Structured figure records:
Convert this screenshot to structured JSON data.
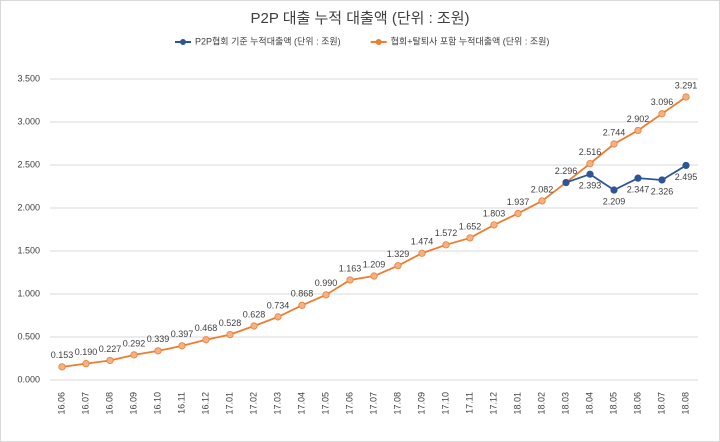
{
  "chart_data": {
    "type": "line",
    "title": "P2P 대출 누적 대출액 (단위 : 조원)",
    "categories": [
      "16.06",
      "16.07",
      "16.08",
      "16.09",
      "16.10",
      "16.11",
      "16.12",
      "17.01",
      "17.02",
      "17.03",
      "17.04",
      "17.05",
      "17.06",
      "17.07",
      "17.08",
      "17.09",
      "17.10",
      "17.11",
      "17.12",
      "18.01",
      "18.02",
      "18.03",
      "18.04",
      "18.05",
      "18.06",
      "18.07",
      "18.08"
    ],
    "series": [
      {
        "name": "P2P협회 기준 누적대출액 (단위 : 조원)",
        "color": "#2e5597",
        "values": [
          null,
          null,
          null,
          null,
          null,
          null,
          null,
          null,
          null,
          null,
          null,
          null,
          null,
          null,
          null,
          null,
          null,
          null,
          null,
          null,
          null,
          2.296,
          2.393,
          2.209,
          2.347,
          2.326,
          2.495
        ],
        "value_labels": [
          null,
          null,
          null,
          null,
          null,
          null,
          null,
          null,
          null,
          null,
          null,
          null,
          null,
          null,
          null,
          null,
          null,
          null,
          null,
          null,
          null,
          null,
          "2.393",
          "2.209",
          "2.347",
          "2.326",
          "2.495"
        ]
      },
      {
        "name": "협회+탈퇴사 포함 누적대출액 (단위 : 조원)",
        "color": "#ed7d31",
        "values": [
          0.153,
          0.19,
          0.227,
          0.292,
          0.339,
          0.397,
          0.468,
          0.528,
          0.628,
          0.734,
          0.868,
          0.99,
          1.163,
          1.209,
          1.329,
          1.474,
          1.572,
          1.652,
          1.803,
          1.937,
          2.082,
          2.296,
          2.516,
          2.744,
          2.902,
          3.096,
          3.291
        ],
        "value_labels": [
          "0.153",
          "0.190",
          "0.227",
          "0.292",
          "0.339",
          "0.397",
          "0.468",
          "0.528",
          "0.628",
          "0.734",
          "0.868",
          "0.990",
          "1.163",
          "1.209",
          "1.329",
          "1.474",
          "1.572",
          "1.652",
          "1.803",
          "1.937",
          "2.082",
          "2.296",
          "2.516",
          "2.744",
          "2.902",
          "3.096",
          "3.291"
        ]
      }
    ],
    "ylim": [
      0,
      3.5
    ],
    "yticks": [
      {
        "value": 0,
        "label": "0.000"
      },
      {
        "value": 0.5,
        "label": "0.500"
      },
      {
        "value": 1,
        "label": "1.000"
      },
      {
        "value": 1.5,
        "label": "1.500"
      },
      {
        "value": 2,
        "label": "2.000"
      },
      {
        "value": 2.5,
        "label": "2.500"
      },
      {
        "value": 3,
        "label": "3.000"
      },
      {
        "value": 3.5,
        "label": "3.500"
      }
    ],
    "grid": true,
    "legend": "top"
  }
}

## Directions
Reproduce each entry precisely. Leave the pictures out.

## Response to this task
Convert this screenshot to structured JSON data.
{
  "chart_data": {
    "type": "line",
    "title": "P2P 대출 누적 대출액 (단위 : 조원)",
    "categories": [
      "16.06",
      "16.07",
      "16.08",
      "16.09",
      "16.10",
      "16.11",
      "16.12",
      "17.01",
      "17.02",
      "17.03",
      "17.04",
      "17.05",
      "17.06",
      "17.07",
      "17.08",
      "17.09",
      "17.10",
      "17.11",
      "17.12",
      "18.01",
      "18.02",
      "18.03",
      "18.04",
      "18.05",
      "18.06",
      "18.07",
      "18.08"
    ],
    "series": [
      {
        "name": "P2P협회 기준 누적대출액 (단위 : 조원)",
        "color": "#2e5597",
        "values": [
          null,
          null,
          null,
          null,
          null,
          null,
          null,
          null,
          null,
          null,
          null,
          null,
          null,
          null,
          null,
          null,
          null,
          null,
          null,
          null,
          null,
          2.296,
          2.393,
          2.209,
          2.347,
          2.326,
          2.495
        ],
        "value_labels": [
          null,
          null,
          null,
          null,
          null,
          null,
          null,
          null,
          null,
          null,
          null,
          null,
          null,
          null,
          null,
          null,
          null,
          null,
          null,
          null,
          null,
          null,
          "2.393",
          "2.209",
          "2.347",
          "2.326",
          "2.495"
        ]
      },
      {
        "name": "협회+탈퇴사 포함 누적대출액 (단위 : 조원)",
        "color": "#ed7d31",
        "values": [
          0.153,
          0.19,
          0.227,
          0.292,
          0.339,
          0.397,
          0.468,
          0.528,
          0.628,
          0.734,
          0.868,
          0.99,
          1.163,
          1.209,
          1.329,
          1.474,
          1.572,
          1.652,
          1.803,
          1.937,
          2.082,
          2.296,
          2.516,
          2.744,
          2.902,
          3.096,
          3.291
        ],
        "value_labels": [
          "0.153",
          "0.190",
          "0.227",
          "0.292",
          "0.339",
          "0.397",
          "0.468",
          "0.528",
          "0.628",
          "0.734",
          "0.868",
          "0.990",
          "1.163",
          "1.209",
          "1.329",
          "1.474",
          "1.572",
          "1.652",
          "1.803",
          "1.937",
          "2.082",
          "2.296",
          "2.516",
          "2.744",
          "2.902",
          "3.096",
          "3.291"
        ]
      }
    ],
    "ylim": [
      0,
      3.5
    ],
    "yticks": [
      {
        "value": 0,
        "label": "0.000"
      },
      {
        "value": 0.5,
        "label": "0.500"
      },
      {
        "value": 1,
        "label": "1.000"
      },
      {
        "value": 1.5,
        "label": "1.500"
      },
      {
        "value": 2,
        "label": "2.000"
      },
      {
        "value": 2.5,
        "label": "2.500"
      },
      {
        "value": 3,
        "label": "3.000"
      },
      {
        "value": 3.5,
        "label": "3.500"
      }
    ],
    "grid": true,
    "legend": "top"
  }
}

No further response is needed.